:: EXERCISE DETAILS ::
Reproduce the full listing that appears beneath this instruction exactly.

• • • • •

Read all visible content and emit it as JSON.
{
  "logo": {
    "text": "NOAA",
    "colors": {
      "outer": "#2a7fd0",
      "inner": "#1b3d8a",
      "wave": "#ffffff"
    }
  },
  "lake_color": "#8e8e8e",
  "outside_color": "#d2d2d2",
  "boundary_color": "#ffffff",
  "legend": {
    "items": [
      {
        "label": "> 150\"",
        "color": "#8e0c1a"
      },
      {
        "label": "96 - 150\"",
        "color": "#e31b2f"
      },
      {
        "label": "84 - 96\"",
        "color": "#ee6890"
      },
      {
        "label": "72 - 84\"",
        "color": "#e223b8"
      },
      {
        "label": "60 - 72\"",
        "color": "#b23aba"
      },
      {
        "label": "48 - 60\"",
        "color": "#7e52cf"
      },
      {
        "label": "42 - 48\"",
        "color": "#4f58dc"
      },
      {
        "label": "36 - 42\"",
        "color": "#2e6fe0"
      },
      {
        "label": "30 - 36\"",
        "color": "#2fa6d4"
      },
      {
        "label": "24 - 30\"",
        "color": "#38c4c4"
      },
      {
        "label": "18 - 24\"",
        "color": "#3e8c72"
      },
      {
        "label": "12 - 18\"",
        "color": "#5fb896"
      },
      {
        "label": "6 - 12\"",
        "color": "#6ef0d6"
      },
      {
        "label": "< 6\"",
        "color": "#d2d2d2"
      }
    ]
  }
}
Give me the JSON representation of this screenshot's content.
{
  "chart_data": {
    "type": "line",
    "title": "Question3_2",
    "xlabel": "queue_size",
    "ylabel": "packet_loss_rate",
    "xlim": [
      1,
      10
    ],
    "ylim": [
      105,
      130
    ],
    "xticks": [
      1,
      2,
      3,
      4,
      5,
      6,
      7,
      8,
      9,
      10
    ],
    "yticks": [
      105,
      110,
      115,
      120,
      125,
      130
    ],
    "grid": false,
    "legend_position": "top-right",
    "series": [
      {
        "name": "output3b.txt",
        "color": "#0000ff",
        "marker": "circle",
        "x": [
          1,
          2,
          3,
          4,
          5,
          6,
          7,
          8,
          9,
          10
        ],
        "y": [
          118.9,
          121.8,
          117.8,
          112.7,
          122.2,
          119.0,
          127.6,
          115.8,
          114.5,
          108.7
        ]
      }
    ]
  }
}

• • • • •

:: EXPECTED ANSWER ::
Read all visible content and emit it as JSON.
{
  "logo": {
    "text": "NOAA",
    "colors": {
      "outer": "#2a7fd0",
      "inner": "#1b3d8a",
      "wave": "#ffffff"
    }
  },
  "lake_color": "#8e8e8e",
  "outside_color": "#d2d2d2",
  "boundary_color": "#ffffff",
  "legend": {
    "items": [
      {
        "label": "> 150\"",
        "color": "#8e0c1a"
      },
      {
        "label": "96 - 150\"",
        "color": "#e31b2f"
      },
      {
        "label": "84 - 96\"",
        "color": "#ee6890"
      },
      {
        "label": "72 - 84\"",
        "color": "#e223b8"
      },
      {
        "label": "60 - 72\"",
        "color": "#b23aba"
      },
      {
        "label": "48 - 60\"",
        "color": "#7e52cf"
      },
      {
        "label": "42 - 48\"",
        "color": "#4f58dc"
      },
      {
        "label": "36 - 42\"",
        "color": "#2e6fe0"
      },
      {
        "label": "30 - 36\"",
        "color": "#2fa6d4"
      },
      {
        "label": "24 - 30\"",
        "color": "#38c4c4"
      },
      {
        "label": "18 - 24\"",
        "color": "#3e8c72"
      },
      {
        "label": "12 - 18\"",
        "color": "#5fb896"
      },
      {
        "label": "6 - 12\"",
        "color": "#6ef0d6"
      },
      {
        "label": "< 6\"",
        "color": "#d2d2d2"
      }
    ]
  }
}
Give me the JSON representation of this screenshot's content.
{
  "chart_data": {
    "type": "line",
    "title": "Question3_2",
    "xlabel": "queue_size",
    "ylabel": "packet_loss_rate",
    "xlim": [
      1,
      10
    ],
    "ylim": [
      105,
      130
    ],
    "xticks": [
      1,
      2,
      3,
      4,
      5,
      6,
      7,
      8,
      9,
      10
    ],
    "yticks": [
      105,
      110,
      115,
      120,
      125,
      130
    ],
    "grid": false,
    "legend_position": "top-right",
    "series": [
      {
        "name": "output3b.txt",
        "color": "#0000ff",
        "marker": "circle",
        "x": [
          1,
          2,
          3,
          4,
          5,
          6,
          7,
          8,
          9,
          10
        ],
        "y": [
          118.9,
          121.8,
          117.8,
          112.7,
          122.2,
          119.0,
          127.6,
          115.8,
          114.5,
          108.7
        ]
      }
    ]
  }
}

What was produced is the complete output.